§ Task description: Since the entries below must stay intact, return each one exactly.

§ Records provided:
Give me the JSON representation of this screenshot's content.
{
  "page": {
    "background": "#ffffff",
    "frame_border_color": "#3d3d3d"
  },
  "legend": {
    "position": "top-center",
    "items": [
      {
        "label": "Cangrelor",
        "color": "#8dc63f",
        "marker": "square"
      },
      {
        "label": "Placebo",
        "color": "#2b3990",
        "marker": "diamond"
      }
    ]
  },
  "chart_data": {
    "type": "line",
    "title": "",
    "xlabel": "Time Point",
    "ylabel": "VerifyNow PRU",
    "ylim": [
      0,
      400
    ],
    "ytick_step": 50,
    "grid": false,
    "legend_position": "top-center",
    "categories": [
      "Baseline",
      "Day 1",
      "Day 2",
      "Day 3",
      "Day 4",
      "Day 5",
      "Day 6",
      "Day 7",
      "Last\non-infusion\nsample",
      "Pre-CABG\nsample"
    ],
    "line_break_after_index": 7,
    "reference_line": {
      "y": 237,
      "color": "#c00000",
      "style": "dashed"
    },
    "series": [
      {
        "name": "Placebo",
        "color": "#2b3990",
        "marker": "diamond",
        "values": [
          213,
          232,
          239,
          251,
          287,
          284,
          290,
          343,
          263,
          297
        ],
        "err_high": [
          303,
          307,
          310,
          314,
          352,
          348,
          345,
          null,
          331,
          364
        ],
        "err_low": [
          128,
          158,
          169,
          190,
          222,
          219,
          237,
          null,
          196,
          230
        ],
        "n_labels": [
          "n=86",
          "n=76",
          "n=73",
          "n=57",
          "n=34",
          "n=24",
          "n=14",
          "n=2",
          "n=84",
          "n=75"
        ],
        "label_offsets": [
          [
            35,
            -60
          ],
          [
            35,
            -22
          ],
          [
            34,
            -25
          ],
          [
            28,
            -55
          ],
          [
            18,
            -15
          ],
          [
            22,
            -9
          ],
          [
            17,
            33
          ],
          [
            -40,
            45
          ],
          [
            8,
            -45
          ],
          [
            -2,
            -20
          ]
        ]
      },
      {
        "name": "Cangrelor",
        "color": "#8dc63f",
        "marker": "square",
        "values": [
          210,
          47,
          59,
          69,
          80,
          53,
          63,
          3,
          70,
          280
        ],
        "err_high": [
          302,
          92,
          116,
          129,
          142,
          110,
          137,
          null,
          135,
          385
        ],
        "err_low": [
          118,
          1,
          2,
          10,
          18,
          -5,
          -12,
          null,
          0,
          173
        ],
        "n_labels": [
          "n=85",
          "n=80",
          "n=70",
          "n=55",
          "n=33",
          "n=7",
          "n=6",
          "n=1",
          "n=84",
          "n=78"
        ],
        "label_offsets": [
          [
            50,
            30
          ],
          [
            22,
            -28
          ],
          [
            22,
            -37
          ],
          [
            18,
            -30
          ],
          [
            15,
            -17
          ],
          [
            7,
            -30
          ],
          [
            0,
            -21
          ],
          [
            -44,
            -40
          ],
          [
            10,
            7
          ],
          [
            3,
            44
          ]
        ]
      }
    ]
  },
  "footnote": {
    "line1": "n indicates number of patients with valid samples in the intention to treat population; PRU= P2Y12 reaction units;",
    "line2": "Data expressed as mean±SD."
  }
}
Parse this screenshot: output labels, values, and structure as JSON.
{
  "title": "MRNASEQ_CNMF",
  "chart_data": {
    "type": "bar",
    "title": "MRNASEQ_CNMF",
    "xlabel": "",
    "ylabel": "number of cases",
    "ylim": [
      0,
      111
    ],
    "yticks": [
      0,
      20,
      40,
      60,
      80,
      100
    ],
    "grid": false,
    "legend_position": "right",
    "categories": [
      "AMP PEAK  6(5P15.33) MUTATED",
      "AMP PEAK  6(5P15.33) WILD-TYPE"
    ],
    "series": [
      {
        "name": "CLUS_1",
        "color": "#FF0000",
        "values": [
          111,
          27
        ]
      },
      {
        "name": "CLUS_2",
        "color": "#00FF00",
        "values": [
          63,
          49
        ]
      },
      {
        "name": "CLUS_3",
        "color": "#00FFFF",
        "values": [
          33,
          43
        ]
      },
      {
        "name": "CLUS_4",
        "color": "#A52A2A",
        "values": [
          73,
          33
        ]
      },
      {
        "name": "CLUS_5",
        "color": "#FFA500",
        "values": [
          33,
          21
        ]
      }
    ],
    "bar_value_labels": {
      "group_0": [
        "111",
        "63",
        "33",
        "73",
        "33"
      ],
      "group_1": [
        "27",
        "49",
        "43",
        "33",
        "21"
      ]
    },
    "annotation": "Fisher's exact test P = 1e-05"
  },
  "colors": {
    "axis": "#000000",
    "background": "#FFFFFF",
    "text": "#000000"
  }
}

§ Answer section:
Give me the JSON representation of this screenshot's content.
{
  "page": {
    "background": "#ffffff",
    "frame_border_color": "#3d3d3d"
  },
  "legend": {
    "position": "top-center",
    "items": [
      {
        "label": "Cangrelor",
        "color": "#8dc63f",
        "marker": "square"
      },
      {
        "label": "Placebo",
        "color": "#2b3990",
        "marker": "diamond"
      }
    ]
  },
  "chart_data": {
    "type": "line",
    "title": "",
    "xlabel": "Time Point",
    "ylabel": "VerifyNow PRU",
    "ylim": [
      0,
      400
    ],
    "ytick_step": 50,
    "grid": false,
    "legend_position": "top-center",
    "categories": [
      "Baseline",
      "Day 1",
      "Day 2",
      "Day 3",
      "Day 4",
      "Day 5",
      "Day 6",
      "Day 7",
      "Last\non-infusion\nsample",
      "Pre-CABG\nsample"
    ],
    "line_break_after_index": 7,
    "reference_line": {
      "y": 237,
      "color": "#c00000",
      "style": "dashed"
    },
    "series": [
      {
        "name": "Placebo",
        "color": "#2b3990",
        "marker": "diamond",
        "values": [
          213,
          232,
          239,
          251,
          287,
          284,
          290,
          343,
          263,
          297
        ],
        "err_high": [
          303,
          307,
          310,
          314,
          352,
          348,
          345,
          null,
          331,
          364
        ],
        "err_low": [
          128,
          158,
          169,
          190,
          222,
          219,
          237,
          null,
          196,
          230
        ],
        "n_labels": [
          "n=86",
          "n=76",
          "n=73",
          "n=57",
          "n=34",
          "n=24",
          "n=14",
          "n=2",
          "n=84",
          "n=75"
        ],
        "label_offsets": [
          [
            35,
            -60
          ],
          [
            35,
            -22
          ],
          [
            34,
            -25
          ],
          [
            28,
            -55
          ],
          [
            18,
            -15
          ],
          [
            22,
            -9
          ],
          [
            17,
            33
          ],
          [
            -40,
            45
          ],
          [
            8,
            -45
          ],
          [
            -2,
            -20
          ]
        ]
      },
      {
        "name": "Cangrelor",
        "color": "#8dc63f",
        "marker": "square",
        "values": [
          210,
          47,
          59,
          69,
          80,
          53,
          63,
          3,
          70,
          280
        ],
        "err_high": [
          302,
          92,
          116,
          129,
          142,
          110,
          137,
          null,
          135,
          385
        ],
        "err_low": [
          118,
          1,
          2,
          10,
          18,
          -5,
          -12,
          null,
          0,
          173
        ],
        "n_labels": [
          "n=85",
          "n=80",
          "n=70",
          "n=55",
          "n=33",
          "n=7",
          "n=6",
          "n=1",
          "n=84",
          "n=78"
        ],
        "label_offsets": [
          [
            50,
            30
          ],
          [
            22,
            -28
          ],
          [
            22,
            -37
          ],
          [
            18,
            -30
          ],
          [
            15,
            -17
          ],
          [
            7,
            -30
          ],
          [
            0,
            -21
          ],
          [
            -44,
            -40
          ],
          [
            10,
            7
          ],
          [
            3,
            44
          ]
        ]
      }
    ]
  },
  "footnote": {
    "line1": "n indicates number of patients with valid samples in the intention to treat population; PRU= P2Y12 reaction units;",
    "line2": "Data expressed as mean±SD."
  }
}
Parse this screenshot: output labels, values, and structure as JSON.
{
  "title": "MRNASEQ_CNMF",
  "chart_data": {
    "type": "bar",
    "title": "MRNASEQ_CNMF",
    "xlabel": "",
    "ylabel": "number of cases",
    "ylim": [
      0,
      111
    ],
    "yticks": [
      0,
      20,
      40,
      60,
      80,
      100
    ],
    "grid": false,
    "legend_position": "right",
    "categories": [
      "AMP PEAK  6(5P15.33) MUTATED",
      "AMP PEAK  6(5P15.33) WILD-TYPE"
    ],
    "series": [
      {
        "name": "CLUS_1",
        "color": "#FF0000",
        "values": [
          111,
          27
        ]
      },
      {
        "name": "CLUS_2",
        "color": "#00FF00",
        "values": [
          63,
          49
        ]
      },
      {
        "name": "CLUS_3",
        "color": "#00FFFF",
        "values": [
          33,
          43
        ]
      },
      {
        "name": "CLUS_4",
        "color": "#A52A2A",
        "values": [
          73,
          33
        ]
      },
      {
        "name": "CLUS_5",
        "color": "#FFA500",
        "values": [
          33,
          21
        ]
      }
    ],
    "bar_value_labels": {
      "group_0": [
        "111",
        "63",
        "33",
        "73",
        "33"
      ],
      "group_1": [
        "27",
        "49",
        "43",
        "33",
        "21"
      ]
    },
    "annotation": "Fisher's exact test P = 1e-05"
  },
  "colors": {
    "axis": "#000000",
    "background": "#FFFFFF",
    "text": "#000000"
  }
}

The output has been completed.